Things to do:
A - Translate this sentence from the Navy research article into Spanish: "And both of them are on the precipice of destruction from Congress."
B - According to the Navy research article, about how much money do the R&D programs overseen by the Chief of Naval Research add up to?
C - Please carry the Navy research article forward from its final sentence.

START Extract provided

Navy Vows to Fight for Its Superlaser, Hypersonic Gun

Rear Adm. Nevin Carr is the Chief of Naval Research, in charge of hundreds and hundreds of different R&D programs — about three billion dollars’ worth of science projects, next-gen gadgets, and upgrades to the Navy arsenal. But of all those many efforts, there are two that get Carr really pumped: a superlaser and a hypersonic gun. Both are capable of revolutionizing how the Navy fights at sea. Both are considered “marquee” programs by Carr as his legion of scientists and engineers.

And both of them are on the precipice of destruction from Congress.

Lawmakers have traditionally left military research budgets intact, tinkering at the margins only when they feel money is being seriously misspent or the R&D projects are seriously off-track. Rarely, if ever, do they go after a service’s top research priority.

END Extract provided
START Source data

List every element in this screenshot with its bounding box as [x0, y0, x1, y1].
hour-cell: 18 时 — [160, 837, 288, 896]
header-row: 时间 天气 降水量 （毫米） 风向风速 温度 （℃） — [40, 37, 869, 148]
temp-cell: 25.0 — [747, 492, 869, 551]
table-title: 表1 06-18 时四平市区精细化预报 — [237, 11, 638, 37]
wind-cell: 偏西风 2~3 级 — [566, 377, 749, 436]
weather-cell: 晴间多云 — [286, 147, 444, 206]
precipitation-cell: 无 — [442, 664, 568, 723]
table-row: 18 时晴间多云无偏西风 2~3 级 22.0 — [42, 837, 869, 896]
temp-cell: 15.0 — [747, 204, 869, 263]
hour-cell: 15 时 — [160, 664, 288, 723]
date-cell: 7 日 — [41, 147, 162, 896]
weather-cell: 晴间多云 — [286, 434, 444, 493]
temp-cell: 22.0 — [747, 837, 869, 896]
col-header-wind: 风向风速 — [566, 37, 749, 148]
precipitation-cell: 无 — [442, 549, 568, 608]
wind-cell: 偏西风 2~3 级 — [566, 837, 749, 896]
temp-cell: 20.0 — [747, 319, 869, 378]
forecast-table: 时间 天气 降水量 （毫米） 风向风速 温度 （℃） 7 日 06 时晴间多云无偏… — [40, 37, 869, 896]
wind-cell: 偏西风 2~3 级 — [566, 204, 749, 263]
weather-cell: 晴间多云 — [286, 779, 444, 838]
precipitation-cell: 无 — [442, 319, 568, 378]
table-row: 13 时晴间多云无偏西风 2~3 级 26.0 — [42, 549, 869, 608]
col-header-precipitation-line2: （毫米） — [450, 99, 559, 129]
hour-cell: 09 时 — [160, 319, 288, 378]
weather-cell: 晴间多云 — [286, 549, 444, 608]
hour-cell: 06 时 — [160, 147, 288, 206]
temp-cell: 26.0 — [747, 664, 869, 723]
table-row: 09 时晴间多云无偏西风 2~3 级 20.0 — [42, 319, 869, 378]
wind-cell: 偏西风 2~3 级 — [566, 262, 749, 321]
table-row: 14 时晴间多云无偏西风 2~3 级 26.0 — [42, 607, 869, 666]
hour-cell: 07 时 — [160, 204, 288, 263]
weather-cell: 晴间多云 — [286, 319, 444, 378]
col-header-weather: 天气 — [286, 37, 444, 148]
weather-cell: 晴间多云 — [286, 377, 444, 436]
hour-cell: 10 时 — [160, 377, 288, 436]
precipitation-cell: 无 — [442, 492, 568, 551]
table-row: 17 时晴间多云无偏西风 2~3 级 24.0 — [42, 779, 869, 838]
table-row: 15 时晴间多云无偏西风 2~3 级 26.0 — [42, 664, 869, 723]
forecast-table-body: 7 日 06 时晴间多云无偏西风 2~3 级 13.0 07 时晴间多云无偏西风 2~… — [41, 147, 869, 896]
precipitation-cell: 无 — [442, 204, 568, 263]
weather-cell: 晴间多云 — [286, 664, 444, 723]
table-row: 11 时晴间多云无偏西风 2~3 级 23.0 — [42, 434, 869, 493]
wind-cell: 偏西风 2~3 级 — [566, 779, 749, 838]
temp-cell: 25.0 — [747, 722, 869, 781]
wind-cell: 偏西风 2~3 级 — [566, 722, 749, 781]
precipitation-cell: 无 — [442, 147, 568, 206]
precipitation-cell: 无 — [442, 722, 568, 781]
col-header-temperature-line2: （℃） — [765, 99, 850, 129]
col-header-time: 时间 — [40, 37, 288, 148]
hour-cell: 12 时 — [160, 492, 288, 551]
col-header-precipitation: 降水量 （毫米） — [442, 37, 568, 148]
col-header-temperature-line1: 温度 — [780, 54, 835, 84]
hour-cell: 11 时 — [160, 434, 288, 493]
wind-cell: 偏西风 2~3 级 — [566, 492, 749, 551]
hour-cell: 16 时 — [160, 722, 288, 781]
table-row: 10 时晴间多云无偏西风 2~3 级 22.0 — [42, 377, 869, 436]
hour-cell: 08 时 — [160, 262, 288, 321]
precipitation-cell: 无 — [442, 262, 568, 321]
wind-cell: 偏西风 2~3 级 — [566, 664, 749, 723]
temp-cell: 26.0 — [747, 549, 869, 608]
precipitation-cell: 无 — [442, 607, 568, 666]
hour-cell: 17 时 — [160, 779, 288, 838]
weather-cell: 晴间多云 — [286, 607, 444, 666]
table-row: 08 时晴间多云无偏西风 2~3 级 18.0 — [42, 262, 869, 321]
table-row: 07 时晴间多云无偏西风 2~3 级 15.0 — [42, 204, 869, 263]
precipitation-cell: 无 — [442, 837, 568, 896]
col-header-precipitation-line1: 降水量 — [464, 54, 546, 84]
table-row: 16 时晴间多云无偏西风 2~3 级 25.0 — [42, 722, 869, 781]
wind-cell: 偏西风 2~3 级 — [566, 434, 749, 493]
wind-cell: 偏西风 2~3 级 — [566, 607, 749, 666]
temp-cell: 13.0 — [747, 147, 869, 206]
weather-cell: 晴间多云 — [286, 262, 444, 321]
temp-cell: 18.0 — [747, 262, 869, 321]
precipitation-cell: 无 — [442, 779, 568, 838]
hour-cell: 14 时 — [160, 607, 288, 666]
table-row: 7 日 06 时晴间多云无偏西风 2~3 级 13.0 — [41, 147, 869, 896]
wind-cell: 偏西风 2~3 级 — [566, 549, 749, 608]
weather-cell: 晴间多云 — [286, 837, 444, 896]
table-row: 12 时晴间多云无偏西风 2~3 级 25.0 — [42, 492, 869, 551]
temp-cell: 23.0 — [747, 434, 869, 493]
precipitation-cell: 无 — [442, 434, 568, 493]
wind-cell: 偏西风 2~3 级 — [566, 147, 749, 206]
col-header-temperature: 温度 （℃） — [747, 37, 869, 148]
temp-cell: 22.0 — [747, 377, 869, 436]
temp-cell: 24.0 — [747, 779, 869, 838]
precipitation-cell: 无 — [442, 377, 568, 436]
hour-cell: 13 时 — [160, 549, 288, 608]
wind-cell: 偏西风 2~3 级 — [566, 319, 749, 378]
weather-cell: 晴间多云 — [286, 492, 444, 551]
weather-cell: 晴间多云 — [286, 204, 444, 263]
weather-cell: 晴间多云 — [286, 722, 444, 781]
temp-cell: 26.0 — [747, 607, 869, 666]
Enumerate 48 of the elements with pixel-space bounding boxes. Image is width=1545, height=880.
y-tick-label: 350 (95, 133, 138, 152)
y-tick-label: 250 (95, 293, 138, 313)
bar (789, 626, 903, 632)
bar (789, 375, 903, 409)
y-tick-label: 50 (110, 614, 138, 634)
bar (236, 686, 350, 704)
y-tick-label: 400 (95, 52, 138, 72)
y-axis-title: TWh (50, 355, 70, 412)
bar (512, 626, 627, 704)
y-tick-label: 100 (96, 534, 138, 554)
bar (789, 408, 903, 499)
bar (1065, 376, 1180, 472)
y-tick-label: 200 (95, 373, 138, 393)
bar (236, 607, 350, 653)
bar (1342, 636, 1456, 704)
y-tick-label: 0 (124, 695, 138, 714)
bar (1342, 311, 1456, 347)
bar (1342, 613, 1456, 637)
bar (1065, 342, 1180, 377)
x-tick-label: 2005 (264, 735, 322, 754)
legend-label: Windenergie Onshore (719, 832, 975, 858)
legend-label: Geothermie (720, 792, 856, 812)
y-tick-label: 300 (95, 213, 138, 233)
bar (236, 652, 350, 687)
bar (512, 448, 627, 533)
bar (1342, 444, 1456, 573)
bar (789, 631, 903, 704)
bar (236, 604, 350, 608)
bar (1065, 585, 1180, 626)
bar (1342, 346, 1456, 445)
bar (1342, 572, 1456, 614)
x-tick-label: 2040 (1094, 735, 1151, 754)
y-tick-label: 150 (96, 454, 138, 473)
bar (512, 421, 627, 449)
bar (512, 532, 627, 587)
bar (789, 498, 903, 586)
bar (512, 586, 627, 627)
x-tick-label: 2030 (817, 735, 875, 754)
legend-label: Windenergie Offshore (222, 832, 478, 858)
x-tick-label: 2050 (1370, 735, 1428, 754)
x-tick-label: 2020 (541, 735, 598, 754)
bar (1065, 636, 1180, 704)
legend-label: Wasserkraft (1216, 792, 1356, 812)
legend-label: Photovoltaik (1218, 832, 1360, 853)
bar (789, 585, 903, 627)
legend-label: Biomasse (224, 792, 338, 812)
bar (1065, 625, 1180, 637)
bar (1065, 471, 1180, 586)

END Source data

Task-by-task outputs:
A - Y ambos están al borde de la destrucción a manos del Congreso.

B - About three billion dollars.

C -
Last Friday, however, the Senate Armed Services Committee broke with tradition, and declared that Carr’s babies, the Free Electron Laser and the Electromagnetic Railgun, weren’t fit to grow up any more. The panel said funds for the programs should be terminated.

Neither project was in trouble — in fact, both had recently broken records in their respective fields. But in Washington’s new atmosphere of austerity, the ray gun and the railgun were suddenly considered futuristic luxuries, not the “game-changers” Carr had touted for so long.

The recommended recommended cuts took the Navy by surprise, according to ace naval reporter Sam LaGrone at Jane’s. Carr’s shop has said nothing since then, referring all questions to Big Navy.

Big Navy, at least, isn’t throwing in the towel.